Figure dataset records
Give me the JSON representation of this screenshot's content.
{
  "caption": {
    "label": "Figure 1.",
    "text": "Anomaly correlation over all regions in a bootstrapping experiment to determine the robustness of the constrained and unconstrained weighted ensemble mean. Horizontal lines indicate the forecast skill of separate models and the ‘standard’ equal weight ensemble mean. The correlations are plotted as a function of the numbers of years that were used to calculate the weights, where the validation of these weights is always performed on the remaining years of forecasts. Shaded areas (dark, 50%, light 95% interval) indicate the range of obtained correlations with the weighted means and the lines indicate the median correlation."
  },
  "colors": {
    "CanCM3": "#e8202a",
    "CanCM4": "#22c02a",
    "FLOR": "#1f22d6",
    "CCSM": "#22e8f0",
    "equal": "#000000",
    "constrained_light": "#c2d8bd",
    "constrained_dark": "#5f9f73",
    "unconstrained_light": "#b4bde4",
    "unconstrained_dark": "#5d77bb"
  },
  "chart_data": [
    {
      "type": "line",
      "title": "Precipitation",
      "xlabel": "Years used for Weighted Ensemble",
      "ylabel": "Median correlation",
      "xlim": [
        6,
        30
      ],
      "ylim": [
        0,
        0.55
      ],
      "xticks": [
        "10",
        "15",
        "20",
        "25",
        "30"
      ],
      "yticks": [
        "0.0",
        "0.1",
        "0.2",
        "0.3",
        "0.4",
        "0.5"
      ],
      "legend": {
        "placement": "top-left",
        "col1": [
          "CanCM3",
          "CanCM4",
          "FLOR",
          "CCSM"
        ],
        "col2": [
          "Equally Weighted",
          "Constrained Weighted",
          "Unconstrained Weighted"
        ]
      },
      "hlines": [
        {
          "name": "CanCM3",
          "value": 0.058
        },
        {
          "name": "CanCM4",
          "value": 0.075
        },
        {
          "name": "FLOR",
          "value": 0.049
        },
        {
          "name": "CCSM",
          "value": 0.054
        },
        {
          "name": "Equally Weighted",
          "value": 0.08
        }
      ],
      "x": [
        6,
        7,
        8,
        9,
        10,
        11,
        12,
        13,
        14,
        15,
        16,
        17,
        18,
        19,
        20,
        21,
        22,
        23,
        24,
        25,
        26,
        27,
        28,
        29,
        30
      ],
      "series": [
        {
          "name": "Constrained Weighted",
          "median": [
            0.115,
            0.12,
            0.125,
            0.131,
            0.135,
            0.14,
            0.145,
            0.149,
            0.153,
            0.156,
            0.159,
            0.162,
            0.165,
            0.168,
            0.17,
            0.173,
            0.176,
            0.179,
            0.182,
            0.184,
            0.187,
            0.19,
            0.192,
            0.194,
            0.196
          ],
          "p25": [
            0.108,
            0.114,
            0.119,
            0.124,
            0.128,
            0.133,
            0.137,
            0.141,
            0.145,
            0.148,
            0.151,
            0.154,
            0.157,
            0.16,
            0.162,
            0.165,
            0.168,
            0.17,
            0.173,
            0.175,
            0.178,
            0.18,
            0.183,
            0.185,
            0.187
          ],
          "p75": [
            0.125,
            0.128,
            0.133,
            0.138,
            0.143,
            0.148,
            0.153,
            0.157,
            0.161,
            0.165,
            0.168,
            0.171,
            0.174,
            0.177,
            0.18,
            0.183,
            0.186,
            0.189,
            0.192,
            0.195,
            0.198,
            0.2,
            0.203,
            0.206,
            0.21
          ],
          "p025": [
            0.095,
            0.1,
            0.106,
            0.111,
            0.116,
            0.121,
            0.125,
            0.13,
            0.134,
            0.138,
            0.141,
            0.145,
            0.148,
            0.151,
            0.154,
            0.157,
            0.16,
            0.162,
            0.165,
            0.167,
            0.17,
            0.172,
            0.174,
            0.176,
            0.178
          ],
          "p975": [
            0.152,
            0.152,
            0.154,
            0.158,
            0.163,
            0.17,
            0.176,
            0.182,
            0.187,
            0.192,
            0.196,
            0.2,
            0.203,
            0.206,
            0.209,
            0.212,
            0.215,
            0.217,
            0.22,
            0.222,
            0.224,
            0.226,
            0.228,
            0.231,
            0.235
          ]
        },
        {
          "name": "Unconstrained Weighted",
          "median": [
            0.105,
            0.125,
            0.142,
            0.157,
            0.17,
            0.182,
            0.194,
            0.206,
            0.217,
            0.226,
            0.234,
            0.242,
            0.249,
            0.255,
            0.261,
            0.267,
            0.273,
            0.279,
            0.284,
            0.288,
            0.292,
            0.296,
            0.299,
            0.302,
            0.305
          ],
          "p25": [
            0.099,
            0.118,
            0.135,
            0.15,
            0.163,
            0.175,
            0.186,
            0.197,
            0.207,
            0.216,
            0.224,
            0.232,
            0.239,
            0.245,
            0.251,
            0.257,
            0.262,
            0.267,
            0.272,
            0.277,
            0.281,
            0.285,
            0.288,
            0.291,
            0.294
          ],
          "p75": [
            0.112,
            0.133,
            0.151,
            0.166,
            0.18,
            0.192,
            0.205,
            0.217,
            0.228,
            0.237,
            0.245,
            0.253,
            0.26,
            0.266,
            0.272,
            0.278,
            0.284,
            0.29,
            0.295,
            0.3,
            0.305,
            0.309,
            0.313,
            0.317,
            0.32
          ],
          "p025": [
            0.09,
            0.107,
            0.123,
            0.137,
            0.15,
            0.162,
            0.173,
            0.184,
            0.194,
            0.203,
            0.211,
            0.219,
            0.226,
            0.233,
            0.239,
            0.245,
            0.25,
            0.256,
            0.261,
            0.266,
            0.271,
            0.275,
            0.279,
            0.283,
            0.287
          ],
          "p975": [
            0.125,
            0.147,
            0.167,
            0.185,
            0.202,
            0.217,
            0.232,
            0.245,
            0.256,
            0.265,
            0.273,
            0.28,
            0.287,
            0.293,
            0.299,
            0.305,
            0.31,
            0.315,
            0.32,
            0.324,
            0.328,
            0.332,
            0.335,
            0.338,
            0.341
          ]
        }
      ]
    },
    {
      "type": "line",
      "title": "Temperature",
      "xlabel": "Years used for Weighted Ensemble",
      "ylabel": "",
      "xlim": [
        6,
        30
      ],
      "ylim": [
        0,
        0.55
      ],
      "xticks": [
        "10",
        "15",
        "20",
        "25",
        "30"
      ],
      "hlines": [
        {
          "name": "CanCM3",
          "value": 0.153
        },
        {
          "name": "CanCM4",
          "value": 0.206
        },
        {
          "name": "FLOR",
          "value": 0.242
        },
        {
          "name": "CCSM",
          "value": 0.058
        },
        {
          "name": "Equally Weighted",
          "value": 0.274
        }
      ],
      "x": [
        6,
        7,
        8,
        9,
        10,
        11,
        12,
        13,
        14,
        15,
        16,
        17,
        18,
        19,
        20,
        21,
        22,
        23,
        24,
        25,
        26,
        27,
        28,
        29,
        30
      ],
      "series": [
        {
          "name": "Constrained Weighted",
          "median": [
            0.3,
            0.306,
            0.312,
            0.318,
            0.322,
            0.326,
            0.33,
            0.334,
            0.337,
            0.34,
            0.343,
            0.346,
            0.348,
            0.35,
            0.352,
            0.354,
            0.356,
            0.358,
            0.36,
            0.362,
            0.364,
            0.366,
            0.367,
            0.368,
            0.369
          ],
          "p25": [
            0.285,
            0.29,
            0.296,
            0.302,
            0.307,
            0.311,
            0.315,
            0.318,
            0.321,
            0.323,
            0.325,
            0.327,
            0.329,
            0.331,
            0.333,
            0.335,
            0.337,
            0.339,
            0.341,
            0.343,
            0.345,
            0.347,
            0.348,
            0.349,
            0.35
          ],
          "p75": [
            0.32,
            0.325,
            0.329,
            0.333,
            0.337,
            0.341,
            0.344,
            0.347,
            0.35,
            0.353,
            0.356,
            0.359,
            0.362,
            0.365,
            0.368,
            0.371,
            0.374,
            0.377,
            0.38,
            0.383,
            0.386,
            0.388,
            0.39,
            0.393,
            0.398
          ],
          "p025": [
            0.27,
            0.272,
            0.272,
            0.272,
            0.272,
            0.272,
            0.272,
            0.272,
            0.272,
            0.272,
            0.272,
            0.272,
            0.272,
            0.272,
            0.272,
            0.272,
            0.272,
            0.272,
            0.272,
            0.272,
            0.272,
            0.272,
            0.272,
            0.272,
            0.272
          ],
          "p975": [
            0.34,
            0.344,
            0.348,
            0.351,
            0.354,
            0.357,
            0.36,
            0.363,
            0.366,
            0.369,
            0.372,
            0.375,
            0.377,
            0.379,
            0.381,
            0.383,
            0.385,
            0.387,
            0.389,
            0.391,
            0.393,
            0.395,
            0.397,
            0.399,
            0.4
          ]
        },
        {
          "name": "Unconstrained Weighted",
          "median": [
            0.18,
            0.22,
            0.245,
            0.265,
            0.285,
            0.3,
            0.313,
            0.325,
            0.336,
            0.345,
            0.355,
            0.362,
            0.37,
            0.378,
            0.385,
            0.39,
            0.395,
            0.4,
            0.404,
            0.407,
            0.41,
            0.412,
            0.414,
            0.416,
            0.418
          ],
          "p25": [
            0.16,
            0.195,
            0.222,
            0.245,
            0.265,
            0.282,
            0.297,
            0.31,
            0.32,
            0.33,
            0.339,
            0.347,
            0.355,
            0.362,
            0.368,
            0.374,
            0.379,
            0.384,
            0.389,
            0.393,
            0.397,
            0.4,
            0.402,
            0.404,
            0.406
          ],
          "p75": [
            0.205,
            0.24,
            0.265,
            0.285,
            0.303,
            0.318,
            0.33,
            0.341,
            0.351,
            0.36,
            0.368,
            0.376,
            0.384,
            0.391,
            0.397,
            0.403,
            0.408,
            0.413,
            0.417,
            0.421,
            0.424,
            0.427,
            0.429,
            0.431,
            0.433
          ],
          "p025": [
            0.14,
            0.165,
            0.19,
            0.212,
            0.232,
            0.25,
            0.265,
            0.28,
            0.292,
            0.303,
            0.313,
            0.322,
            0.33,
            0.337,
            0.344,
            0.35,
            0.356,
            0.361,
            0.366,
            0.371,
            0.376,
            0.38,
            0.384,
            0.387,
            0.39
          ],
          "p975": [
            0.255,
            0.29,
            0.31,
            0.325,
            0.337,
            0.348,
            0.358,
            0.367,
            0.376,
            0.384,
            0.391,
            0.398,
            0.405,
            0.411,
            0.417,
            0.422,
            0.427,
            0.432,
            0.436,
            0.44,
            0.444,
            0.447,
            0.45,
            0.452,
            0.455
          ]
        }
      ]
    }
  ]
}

§ What is needed
Copy out each line of the records that holds the string "title".

§ Completed task
      "title": "Precipitation",
      "title": "Temperature",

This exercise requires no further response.